* Begin *

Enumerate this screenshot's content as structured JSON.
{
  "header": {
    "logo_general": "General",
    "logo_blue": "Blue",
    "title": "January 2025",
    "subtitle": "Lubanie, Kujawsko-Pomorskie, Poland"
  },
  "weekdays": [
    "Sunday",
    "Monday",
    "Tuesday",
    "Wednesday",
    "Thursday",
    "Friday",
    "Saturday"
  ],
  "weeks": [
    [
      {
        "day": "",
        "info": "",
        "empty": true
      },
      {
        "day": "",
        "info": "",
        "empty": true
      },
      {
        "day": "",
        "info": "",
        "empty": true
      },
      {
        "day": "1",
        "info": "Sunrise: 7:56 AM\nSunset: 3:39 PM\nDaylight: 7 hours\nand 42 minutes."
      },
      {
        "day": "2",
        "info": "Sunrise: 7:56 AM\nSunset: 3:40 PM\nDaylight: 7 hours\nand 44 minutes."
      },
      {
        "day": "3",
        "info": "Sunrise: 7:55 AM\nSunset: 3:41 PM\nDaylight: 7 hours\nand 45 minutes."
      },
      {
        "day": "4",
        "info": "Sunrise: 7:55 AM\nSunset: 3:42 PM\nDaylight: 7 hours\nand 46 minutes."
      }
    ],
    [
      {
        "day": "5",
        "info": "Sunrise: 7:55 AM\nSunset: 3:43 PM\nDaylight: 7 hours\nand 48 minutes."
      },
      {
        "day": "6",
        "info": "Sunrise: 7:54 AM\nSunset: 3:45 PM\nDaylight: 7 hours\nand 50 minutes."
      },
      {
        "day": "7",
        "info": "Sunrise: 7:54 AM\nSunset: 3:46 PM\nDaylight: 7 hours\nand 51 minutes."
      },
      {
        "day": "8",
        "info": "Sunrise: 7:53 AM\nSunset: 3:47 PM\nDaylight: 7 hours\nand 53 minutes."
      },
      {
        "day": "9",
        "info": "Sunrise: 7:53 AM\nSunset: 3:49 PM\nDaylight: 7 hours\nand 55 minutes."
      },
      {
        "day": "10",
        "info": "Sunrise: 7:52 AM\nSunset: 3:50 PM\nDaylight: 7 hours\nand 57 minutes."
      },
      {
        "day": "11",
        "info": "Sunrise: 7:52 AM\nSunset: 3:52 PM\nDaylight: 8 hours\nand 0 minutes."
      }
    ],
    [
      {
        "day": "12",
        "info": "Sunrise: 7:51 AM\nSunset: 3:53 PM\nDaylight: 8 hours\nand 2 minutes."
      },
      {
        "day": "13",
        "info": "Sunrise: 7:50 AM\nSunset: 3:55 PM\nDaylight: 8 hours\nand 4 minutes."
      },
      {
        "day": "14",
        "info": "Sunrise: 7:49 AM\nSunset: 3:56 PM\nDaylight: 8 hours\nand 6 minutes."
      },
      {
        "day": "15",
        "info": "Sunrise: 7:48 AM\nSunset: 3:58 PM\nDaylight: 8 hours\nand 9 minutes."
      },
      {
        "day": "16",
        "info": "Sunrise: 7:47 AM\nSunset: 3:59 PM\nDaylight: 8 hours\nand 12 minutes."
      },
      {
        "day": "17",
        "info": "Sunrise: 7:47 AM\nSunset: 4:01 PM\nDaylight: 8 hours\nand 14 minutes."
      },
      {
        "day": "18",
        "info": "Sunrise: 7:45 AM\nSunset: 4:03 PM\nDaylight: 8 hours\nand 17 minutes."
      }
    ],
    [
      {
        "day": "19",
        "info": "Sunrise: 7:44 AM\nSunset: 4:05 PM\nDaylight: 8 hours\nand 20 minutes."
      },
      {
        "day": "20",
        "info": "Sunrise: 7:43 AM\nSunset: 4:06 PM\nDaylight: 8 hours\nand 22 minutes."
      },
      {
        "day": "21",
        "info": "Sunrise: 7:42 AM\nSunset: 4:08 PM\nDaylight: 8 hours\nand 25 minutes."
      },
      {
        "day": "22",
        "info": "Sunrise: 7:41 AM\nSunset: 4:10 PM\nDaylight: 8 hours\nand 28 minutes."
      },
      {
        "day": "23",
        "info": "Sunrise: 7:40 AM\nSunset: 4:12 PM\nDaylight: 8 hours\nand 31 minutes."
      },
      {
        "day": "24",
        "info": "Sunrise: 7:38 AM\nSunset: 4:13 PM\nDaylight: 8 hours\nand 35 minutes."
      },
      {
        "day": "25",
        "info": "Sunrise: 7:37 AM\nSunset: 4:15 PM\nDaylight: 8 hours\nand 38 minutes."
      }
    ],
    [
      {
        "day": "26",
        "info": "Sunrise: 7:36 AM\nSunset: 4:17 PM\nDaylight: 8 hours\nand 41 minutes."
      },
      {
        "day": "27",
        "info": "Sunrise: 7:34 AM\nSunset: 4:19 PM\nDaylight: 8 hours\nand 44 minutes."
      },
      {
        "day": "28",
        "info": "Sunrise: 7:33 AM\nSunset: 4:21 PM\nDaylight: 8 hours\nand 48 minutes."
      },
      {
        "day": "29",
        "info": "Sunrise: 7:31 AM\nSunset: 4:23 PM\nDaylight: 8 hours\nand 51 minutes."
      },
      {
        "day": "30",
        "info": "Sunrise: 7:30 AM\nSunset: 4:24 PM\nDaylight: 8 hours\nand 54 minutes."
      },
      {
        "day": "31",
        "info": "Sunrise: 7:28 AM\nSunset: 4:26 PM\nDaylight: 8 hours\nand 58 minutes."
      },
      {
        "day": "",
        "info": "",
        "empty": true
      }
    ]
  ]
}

* End *

▶ _Exercise instructions_:
Extract the full listing above without alteration.

▶ _The solution_:
Enumerate this screenshot's content as structured JSON.
{
  "header": {
    "logo_general": "General",
    "logo_blue": "Blue",
    "title": "January 2025",
    "subtitle": "Lubanie, Kujawsko-Pomorskie, Poland"
  },
  "weekdays": [
    "Sunday",
    "Monday",
    "Tuesday",
    "Wednesday",
    "Thursday",
    "Friday",
    "Saturday"
  ],
  "weeks": [
    [
      {
        "day": "",
        "info": "",
        "empty": true
      },
      {
        "day": "",
        "info": "",
        "empty": true
      },
      {
        "day": "",
        "info": "",
        "empty": true
      },
      {
        "day": "1",
        "info": "Sunrise: 7:56 AM\nSunset: 3:39 PM\nDaylight: 7 hours\nand 42 minutes."
      },
      {
        "day": "2",
        "info": "Sunrise: 7:56 AM\nSunset: 3:40 PM\nDaylight: 7 hours\nand 44 minutes."
      },
      {
        "day": "3",
        "info": "Sunrise: 7:55 AM\nSunset: 3:41 PM\nDaylight: 7 hours\nand 45 minutes."
      },
      {
        "day": "4",
        "info": "Sunrise: 7:55 AM\nSunset: 3:42 PM\nDaylight: 7 hours\nand 46 minutes."
      }
    ],
    [
      {
        "day": "5",
        "info": "Sunrise: 7:55 AM\nSunset: 3:43 PM\nDaylight: 7 hours\nand 48 minutes."
      },
      {
        "day": "6",
        "info": "Sunrise: 7:54 AM\nSunset: 3:45 PM\nDaylight: 7 hours\nand 50 minutes."
      },
      {
        "day": "7",
        "info": "Sunrise: 7:54 AM\nSunset: 3:46 PM\nDaylight: 7 hours\nand 51 minutes."
      },
      {
        "day": "8",
        "info": "Sunrise: 7:53 AM\nSunset: 3:47 PM\nDaylight: 7 hours\nand 53 minutes."
      },
      {
        "day": "9",
        "info": "Sunrise: 7:53 AM\nSunset: 3:49 PM\nDaylight: 7 hours\nand 55 minutes."
      },
      {
        "day": "10",
        "info": "Sunrise: 7:52 AM\nSunset: 3:50 PM\nDaylight: 7 hours\nand 57 minutes."
      },
      {
        "day": "11",
        "info": "Sunrise: 7:52 AM\nSunset: 3:52 PM\nDaylight: 8 hours\nand 0 minutes."
      }
    ],
    [
      {
        "day": "12",
        "info": "Sunrise: 7:51 AM\nSunset: 3:53 PM\nDaylight: 8 hours\nand 2 minutes."
      },
      {
        "day": "13",
        "info": "Sunrise: 7:50 AM\nSunset: 3:55 PM\nDaylight: 8 hours\nand 4 minutes."
      },
      {
        "day": "14",
        "info": "Sunrise: 7:49 AM\nSunset: 3:56 PM\nDaylight: 8 hours\nand 6 minutes."
      },
      {
        "day": "15",
        "info": "Sunrise: 7:48 AM\nSunset: 3:58 PM\nDaylight: 8 hours\nand 9 minutes."
      },
      {
        "day": "16",
        "info": "Sunrise: 7:47 AM\nSunset: 3:59 PM\nDaylight: 8 hours\nand 12 minutes."
      },
      {
        "day": "17",
        "info": "Sunrise: 7:47 AM\nSunset: 4:01 PM\nDaylight: 8 hours\nand 14 minutes."
      },
      {
        "day": "18",
        "info": "Sunrise: 7:45 AM\nSunset: 4:03 PM\nDaylight: 8 hours\nand 17 minutes."
      }
    ],
    [
      {
        "day": "19",
        "info": "Sunrise: 7:44 AM\nSunset: 4:05 PM\nDaylight: 8 hours\nand 20 minutes."
      },
      {
        "day": "20",
        "info": "Sunrise: 7:43 AM\nSunset: 4:06 PM\nDaylight: 8 hours\nand 22 minutes."
      },
      {
        "day": "21",
        "info": "Sunrise: 7:42 AM\nSunset: 4:08 PM\nDaylight: 8 hours\nand 25 minutes."
      },
      {
        "day": "22",
        "info": "Sunrise: 7:41 AM\nSunset: 4:10 PM\nDaylight: 8 hours\nand 28 minutes."
      },
      {
        "day": "23",
        "info": "Sunrise: 7:40 AM\nSunset: 4:12 PM\nDaylight: 8 hours\nand 31 minutes."
      },
      {
        "day": "24",
        "info": "Sunrise: 7:38 AM\nSunset: 4:13 PM\nDaylight: 8 hours\nand 35 minutes."
      },
      {
        "day": "25",
        "info": "Sunrise: 7:37 AM\nSunset: 4:15 PM\nDaylight: 8 hours\nand 38 minutes."
      }
    ],
    [
      {
        "day": "26",
        "info": "Sunrise: 7:36 AM\nSunset: 4:17 PM\nDaylight: 8 hours\nand 41 minutes."
      },
      {
        "day": "27",
        "info": "Sunrise: 7:34 AM\nSunset: 4:19 PM\nDaylight: 8 hours\nand 44 minutes."
      },
      {
        "day": "28",
        "info": "Sunrise: 7:33 AM\nSunset: 4:21 PM\nDaylight: 8 hours\nand 48 minutes."
      },
      {
        "day": "29",
        "info": "Sunrise: 7:31 AM\nSunset: 4:23 PM\nDaylight: 8 hours\nand 51 minutes."
      },
      {
        "day": "30",
        "info": "Sunrise: 7:30 AM\nSunset: 4:24 PM\nDaylight: 8 hours\nand 54 minutes."
      },
      {
        "day": "31",
        "info": "Sunrise: 7:28 AM\nSunset: 4:26 PM\nDaylight: 8 hours\nand 58 minutes."
      },
      {
        "day": "",
        "info": "",
        "empty": true
      }
    ]
  ]
}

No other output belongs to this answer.